(Extracts from a graphics dataset)
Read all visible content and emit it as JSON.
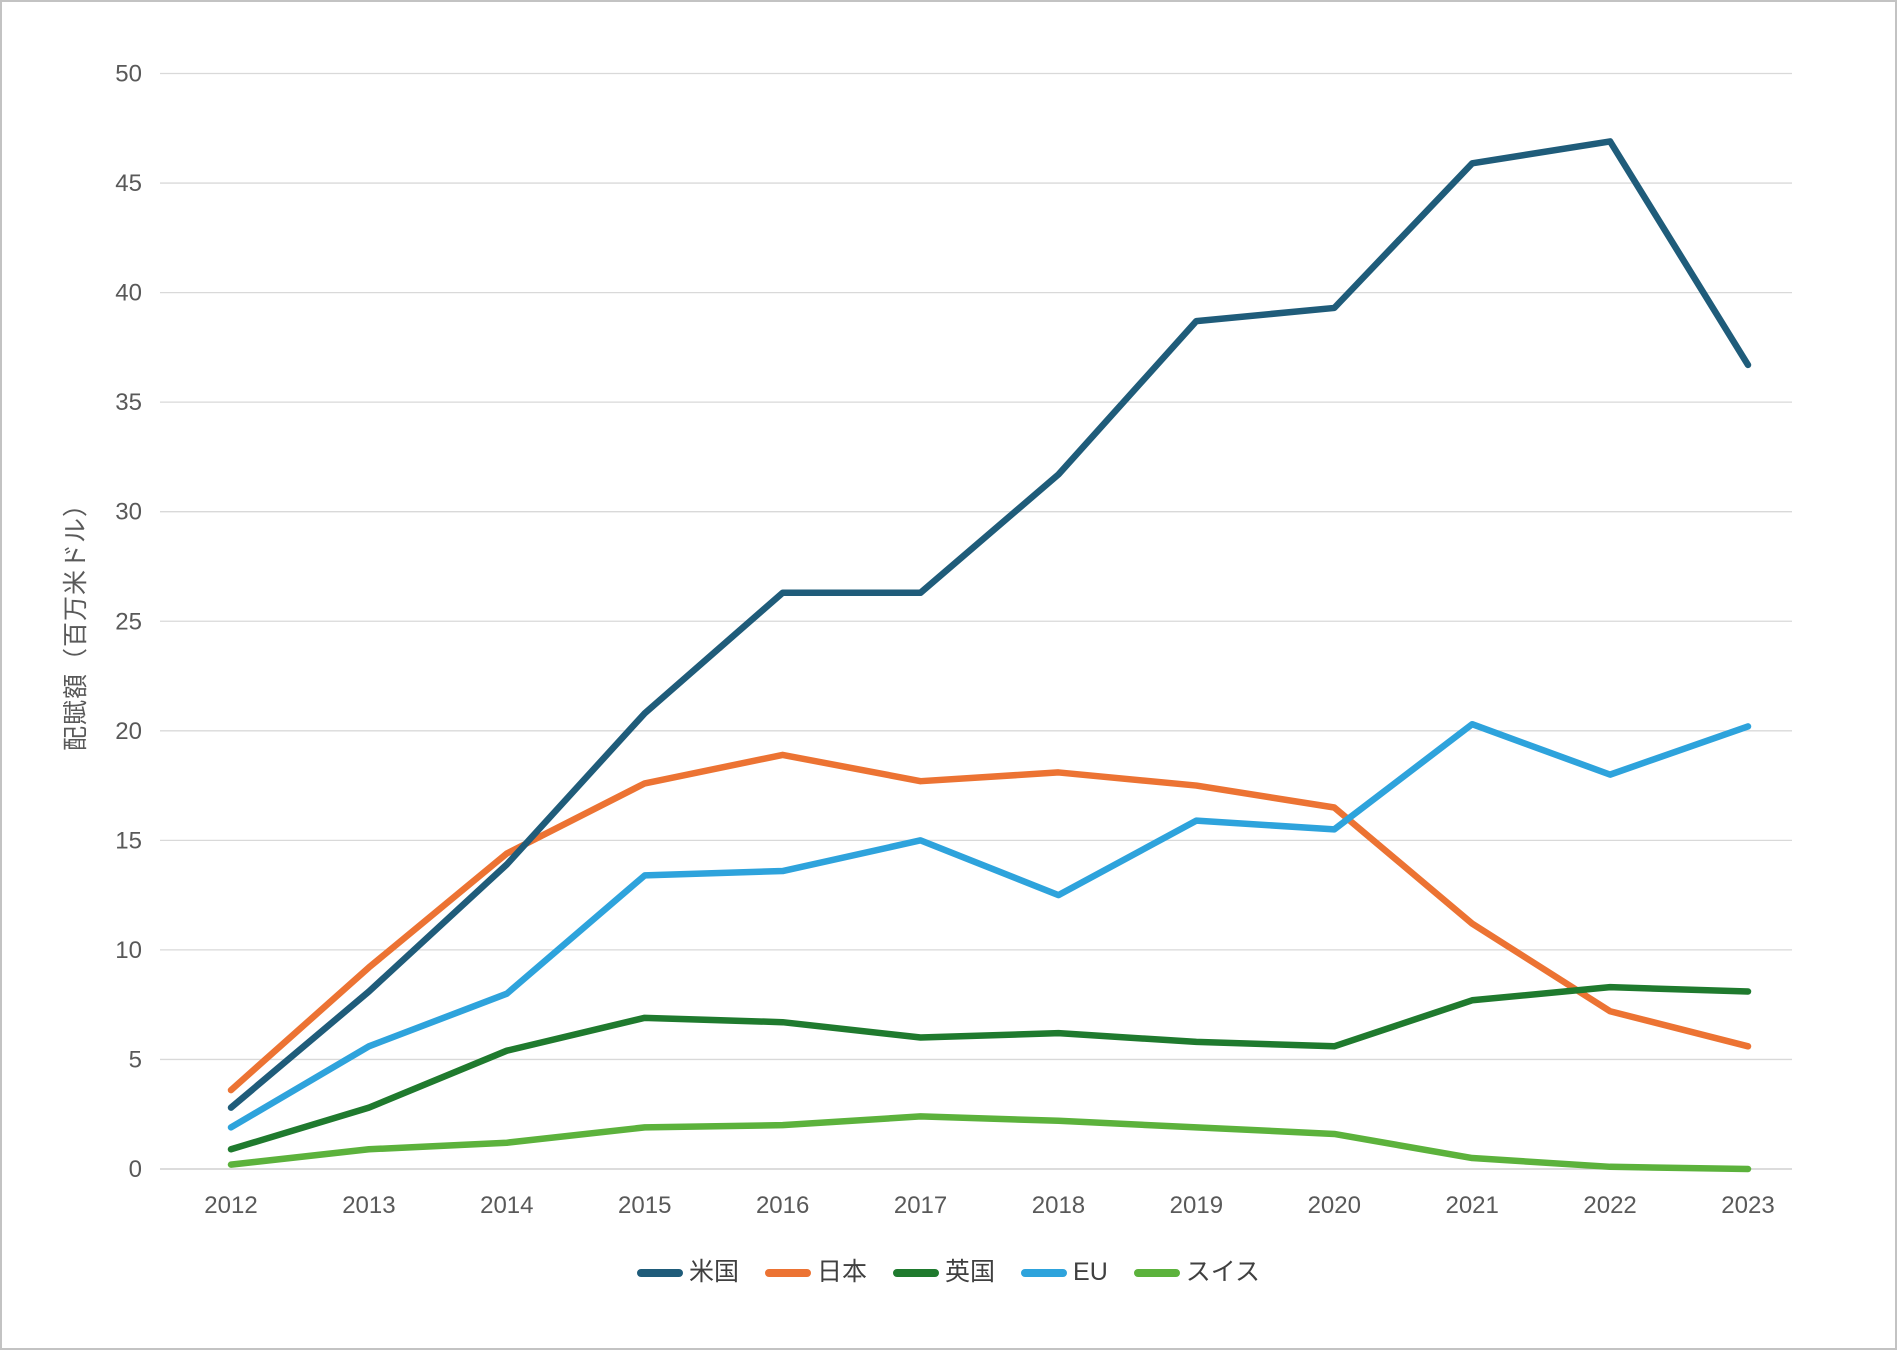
{
  "chart_data": {
    "type": "line",
    "title": "",
    "ylabel": "配賦額（百万米ドル）",
    "xlabel": "",
    "ylim": [
      0,
      50
    ],
    "ytick_step": 5,
    "y_ticks": [
      0,
      5,
      10,
      15,
      20,
      25,
      30,
      35,
      40,
      45,
      50
    ],
    "grid": true,
    "legend_position": "bottom",
    "categories": [
      "2012",
      "2013",
      "2014",
      "2015",
      "2016",
      "2017",
      "2018",
      "2019",
      "2020",
      "2021",
      "2022",
      "2023"
    ],
    "series": [
      {
        "name": "米国",
        "color": "#1f5c7a",
        "values": [
          2.8,
          8.1,
          13.9,
          20.8,
          26.3,
          26.3,
          31.7,
          38.7,
          39.3,
          45.9,
          46.9,
          36.7
        ]
      },
      {
        "name": "日本",
        "color": "#ec7333",
        "values": [
          3.6,
          9.2,
          14.4,
          17.6,
          18.9,
          17.7,
          18.1,
          17.5,
          16.5,
          11.2,
          7.2,
          5.6
        ]
      },
      {
        "name": "英国",
        "color": "#1f7a2e",
        "values": [
          0.9,
          2.8,
          5.4,
          6.9,
          6.7,
          6.0,
          6.2,
          5.8,
          5.6,
          7.7,
          8.3,
          8.1
        ]
      },
      {
        "name": "EU",
        "color": "#2ea3dc",
        "values": [
          1.9,
          5.6,
          8.0,
          13.4,
          13.6,
          15.0,
          12.5,
          15.9,
          15.5,
          20.3,
          18.0,
          20.2
        ]
      },
      {
        "name": "スイス",
        "color": "#5cb23c",
        "values": [
          0.2,
          0.9,
          1.2,
          1.9,
          2.0,
          2.4,
          2.2,
          1.9,
          1.6,
          0.5,
          0.1,
          0.0
        ]
      }
    ],
    "colors": {
      "gridline": "#d9d9d9",
      "axis_line": "#c6c6c6",
      "tick_text": "#595959",
      "legend_text": "#404040",
      "background": "#ffffff"
    }
  }
}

Exercise goal: A faithful copy of the records above is needed, with the pictures left out.

Answer:
Read all visible content and emit it as JSON.
{
  "chart_data": {
    "type": "line",
    "title": "",
    "ylabel": "配賦額（百万米ドル）",
    "xlabel": "",
    "ylim": [
      0,
      50
    ],
    "ytick_step": 5,
    "y_ticks": [
      0,
      5,
      10,
      15,
      20,
      25,
      30,
      35,
      40,
      45,
      50
    ],
    "grid": true,
    "legend_position": "bottom",
    "categories": [
      "2012",
      "2013",
      "2014",
      "2015",
      "2016",
      "2017",
      "2018",
      "2019",
      "2020",
      "2021",
      "2022",
      "2023"
    ],
    "series": [
      {
        "name": "米国",
        "color": "#1f5c7a",
        "values": [
          2.8,
          8.1,
          13.9,
          20.8,
          26.3,
          26.3,
          31.7,
          38.7,
          39.3,
          45.9,
          46.9,
          36.7
        ]
      },
      {
        "name": "日本",
        "color": "#ec7333",
        "values": [
          3.6,
          9.2,
          14.4,
          17.6,
          18.9,
          17.7,
          18.1,
          17.5,
          16.5,
          11.2,
          7.2,
          5.6
        ]
      },
      {
        "name": "英国",
        "color": "#1f7a2e",
        "values": [
          0.9,
          2.8,
          5.4,
          6.9,
          6.7,
          6.0,
          6.2,
          5.8,
          5.6,
          7.7,
          8.3,
          8.1
        ]
      },
      {
        "name": "EU",
        "color": "#2ea3dc",
        "values": [
          1.9,
          5.6,
          8.0,
          13.4,
          13.6,
          15.0,
          12.5,
          15.9,
          15.5,
          20.3,
          18.0,
          20.2
        ]
      },
      {
        "name": "スイス",
        "color": "#5cb23c",
        "values": [
          0.2,
          0.9,
          1.2,
          1.9,
          2.0,
          2.4,
          2.2,
          1.9,
          1.6,
          0.5,
          0.1,
          0.0
        ]
      }
    ],
    "colors": {
      "gridline": "#d9d9d9",
      "axis_line": "#c6c6c6",
      "tick_text": "#595959",
      "legend_text": "#404040",
      "background": "#ffffff"
    }
  }
}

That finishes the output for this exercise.